[Data records]
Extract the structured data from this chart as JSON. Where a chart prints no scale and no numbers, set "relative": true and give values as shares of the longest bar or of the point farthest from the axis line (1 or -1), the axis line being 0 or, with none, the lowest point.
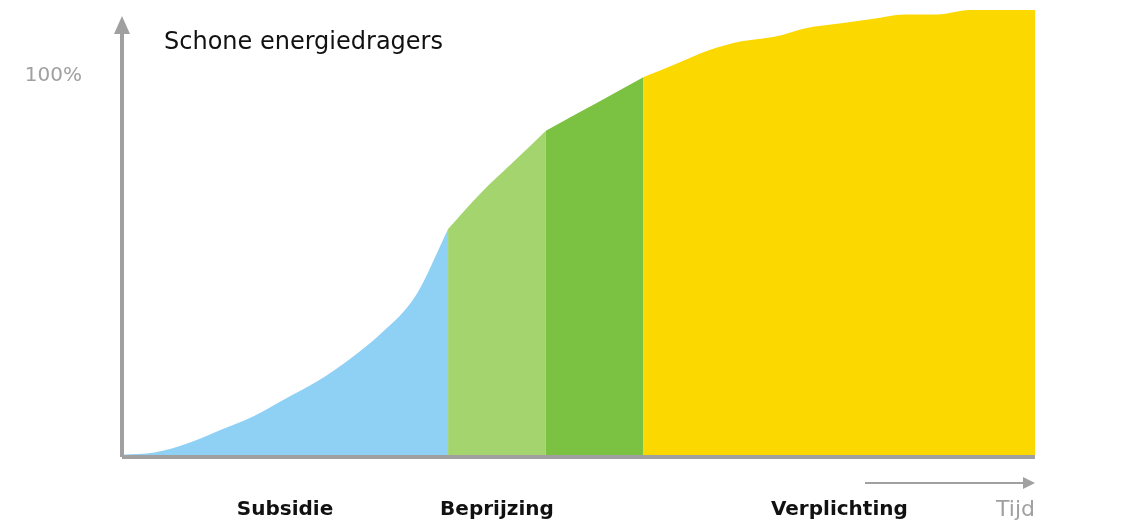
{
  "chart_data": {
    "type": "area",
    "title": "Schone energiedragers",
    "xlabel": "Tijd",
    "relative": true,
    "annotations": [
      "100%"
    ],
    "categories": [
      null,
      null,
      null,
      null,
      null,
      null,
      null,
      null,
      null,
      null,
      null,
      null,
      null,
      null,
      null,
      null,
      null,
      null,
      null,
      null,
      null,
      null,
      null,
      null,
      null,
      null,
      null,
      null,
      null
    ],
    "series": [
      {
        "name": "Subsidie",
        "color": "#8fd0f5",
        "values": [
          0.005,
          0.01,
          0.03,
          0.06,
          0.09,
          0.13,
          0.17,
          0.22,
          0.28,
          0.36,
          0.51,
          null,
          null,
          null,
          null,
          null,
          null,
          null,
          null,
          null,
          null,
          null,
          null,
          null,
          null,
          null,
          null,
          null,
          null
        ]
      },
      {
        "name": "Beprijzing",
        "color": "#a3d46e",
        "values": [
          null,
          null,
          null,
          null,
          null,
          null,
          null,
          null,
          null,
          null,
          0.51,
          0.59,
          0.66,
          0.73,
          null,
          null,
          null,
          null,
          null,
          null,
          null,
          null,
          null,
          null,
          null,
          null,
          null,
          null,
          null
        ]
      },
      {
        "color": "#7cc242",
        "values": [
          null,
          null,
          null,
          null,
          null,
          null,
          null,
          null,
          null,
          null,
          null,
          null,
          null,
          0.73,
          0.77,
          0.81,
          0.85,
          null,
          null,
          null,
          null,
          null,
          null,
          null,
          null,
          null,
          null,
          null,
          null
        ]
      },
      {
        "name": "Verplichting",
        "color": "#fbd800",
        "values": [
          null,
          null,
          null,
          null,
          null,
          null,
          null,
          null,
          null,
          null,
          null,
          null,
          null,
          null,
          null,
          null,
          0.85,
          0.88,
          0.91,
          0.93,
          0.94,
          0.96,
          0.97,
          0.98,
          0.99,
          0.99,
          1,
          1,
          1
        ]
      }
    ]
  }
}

Goal of the exercise :: Quote every line of the records above exactly; no picture is to be copied.

Exercise output ::
Extract the structured data from this chart as JSON. Where a chart prints no scale and no numbers, set "relative": true and give values as shares of the longest bar or of the point farthest from the axis line (1 or -1), the axis line being 0 or, with none, the lowest point.
{
  "chart_data": {
    "type": "area",
    "title": "Schone energiedragers",
    "xlabel": "Tijd",
    "relative": true,
    "annotations": [
      "100%"
    ],
    "categories": [
      null,
      null,
      null,
      null,
      null,
      null,
      null,
      null,
      null,
      null,
      null,
      null,
      null,
      null,
      null,
      null,
      null,
      null,
      null,
      null,
      null,
      null,
      null,
      null,
      null,
      null,
      null,
      null,
      null
    ],
    "series": [
      {
        "name": "Subsidie",
        "color": "#8fd0f5",
        "values": [
          0.005,
          0.01,
          0.03,
          0.06,
          0.09,
          0.13,
          0.17,
          0.22,
          0.28,
          0.36,
          0.51,
          null,
          null,
          null,
          null,
          null,
          null,
          null,
          null,
          null,
          null,
          null,
          null,
          null,
          null,
          null,
          null,
          null,
          null
        ]
      },
      {
        "name": "Beprijzing",
        "color": "#a3d46e",
        "values": [
          null,
          null,
          null,
          null,
          null,
          null,
          null,
          null,
          null,
          null,
          0.51,
          0.59,
          0.66,
          0.73,
          null,
          null,
          null,
          null,
          null,
          null,
          null,
          null,
          null,
          null,
          null,
          null,
          null,
          null,
          null
        ]
      },
      {
        "color": "#7cc242",
        "values": [
          null,
          null,
          null,
          null,
          null,
          null,
          null,
          null,
          null,
          null,
          null,
          null,
          null,
          0.73,
          0.77,
          0.81,
          0.85,
          null,
          null,
          null,
          null,
          null,
          null,
          null,
          null,
          null,
          null,
          null,
          null
        ]
      },
      {
        "name": "Verplichting",
        "color": "#fbd800",
        "values": [
          null,
          null,
          null,
          null,
          null,
          null,
          null,
          null,
          null,
          null,
          null,
          null,
          null,
          null,
          null,
          null,
          0.85,
          0.88,
          0.91,
          0.93,
          0.94,
          0.96,
          0.97,
          0.98,
          0.99,
          0.99,
          1,
          1,
          1
        ]
      }
    ]
  }
}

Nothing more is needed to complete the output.